TASK: Transcribe all of the data exactly. Omit the pictures.

RECORDED INFORMATION:
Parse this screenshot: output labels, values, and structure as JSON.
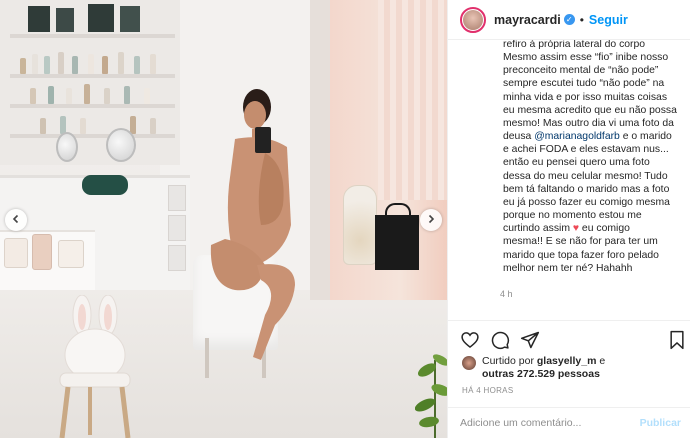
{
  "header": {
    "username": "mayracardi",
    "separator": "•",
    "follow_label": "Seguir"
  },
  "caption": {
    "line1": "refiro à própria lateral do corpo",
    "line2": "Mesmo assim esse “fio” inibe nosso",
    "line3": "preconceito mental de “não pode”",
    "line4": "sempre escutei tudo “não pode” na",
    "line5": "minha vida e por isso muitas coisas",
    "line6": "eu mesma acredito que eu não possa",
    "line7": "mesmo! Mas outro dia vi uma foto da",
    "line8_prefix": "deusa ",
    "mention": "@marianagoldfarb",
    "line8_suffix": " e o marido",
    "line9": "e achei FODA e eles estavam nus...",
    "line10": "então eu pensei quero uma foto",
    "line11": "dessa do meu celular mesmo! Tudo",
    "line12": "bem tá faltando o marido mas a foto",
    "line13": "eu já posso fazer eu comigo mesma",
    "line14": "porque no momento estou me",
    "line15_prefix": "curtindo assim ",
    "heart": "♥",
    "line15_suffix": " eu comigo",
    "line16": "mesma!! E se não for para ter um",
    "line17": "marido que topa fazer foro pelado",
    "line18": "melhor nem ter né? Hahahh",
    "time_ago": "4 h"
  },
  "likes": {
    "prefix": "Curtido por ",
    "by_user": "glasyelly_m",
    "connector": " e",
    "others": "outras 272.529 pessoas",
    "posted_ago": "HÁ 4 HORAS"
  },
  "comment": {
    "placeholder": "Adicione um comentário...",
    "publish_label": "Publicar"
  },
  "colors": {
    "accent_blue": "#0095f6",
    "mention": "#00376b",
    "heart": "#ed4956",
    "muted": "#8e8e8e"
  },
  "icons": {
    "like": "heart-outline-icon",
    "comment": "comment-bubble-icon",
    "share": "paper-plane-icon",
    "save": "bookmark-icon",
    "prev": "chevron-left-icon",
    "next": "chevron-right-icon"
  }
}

WRITTEN ANSWER:
Parse this screenshot: output labels, values, and structure as JSON.
{
  "header": {
    "username": "mayracardi",
    "separator": "•",
    "follow_label": "Seguir"
  },
  "caption": {
    "line1": "refiro à própria lateral do corpo",
    "line2": "Mesmo assim esse “fio” inibe nosso",
    "line3": "preconceito mental de “não pode”",
    "line4": "sempre escutei tudo “não pode” na",
    "line5": "minha vida e por isso muitas coisas",
    "line6": "eu mesma acredito que eu não possa",
    "line7": "mesmo! Mas outro dia vi uma foto da",
    "line8_prefix": "deusa ",
    "mention": "@marianagoldfarb",
    "line8_suffix": " e o marido",
    "line9": "e achei FODA e eles estavam nus...",
    "line10": "então eu pensei quero uma foto",
    "line11": "dessa do meu celular mesmo! Tudo",
    "line12": "bem tá faltando o marido mas a foto",
    "line13": "eu já posso fazer eu comigo mesma",
    "line14": "porque no momento estou me",
    "line15_prefix": "curtindo assim ",
    "heart": "♥",
    "line15_suffix": " eu comigo",
    "line16": "mesma!! E se não for para ter um",
    "line17": "marido que topa fazer foro pelado",
    "line18": "melhor nem ter né? Hahahh",
    "time_ago": "4 h"
  },
  "likes": {
    "prefix": "Curtido por ",
    "by_user": "glasyelly_m",
    "connector": " e",
    "others": "outras 272.529 pessoas",
    "posted_ago": "HÁ 4 HORAS"
  },
  "comment": {
    "placeholder": "Adicione um comentário...",
    "publish_label": "Publicar"
  },
  "colors": {
    "accent_blue": "#0095f6",
    "mention": "#00376b",
    "heart": "#ed4956",
    "muted": "#8e8e8e"
  },
  "icons": {
    "like": "heart-outline-icon",
    "comment": "comment-bubble-icon",
    "share": "paper-plane-icon",
    "save": "bookmark-icon",
    "prev": "chevron-left-icon",
    "next": "chevron-right-icon"
  }
}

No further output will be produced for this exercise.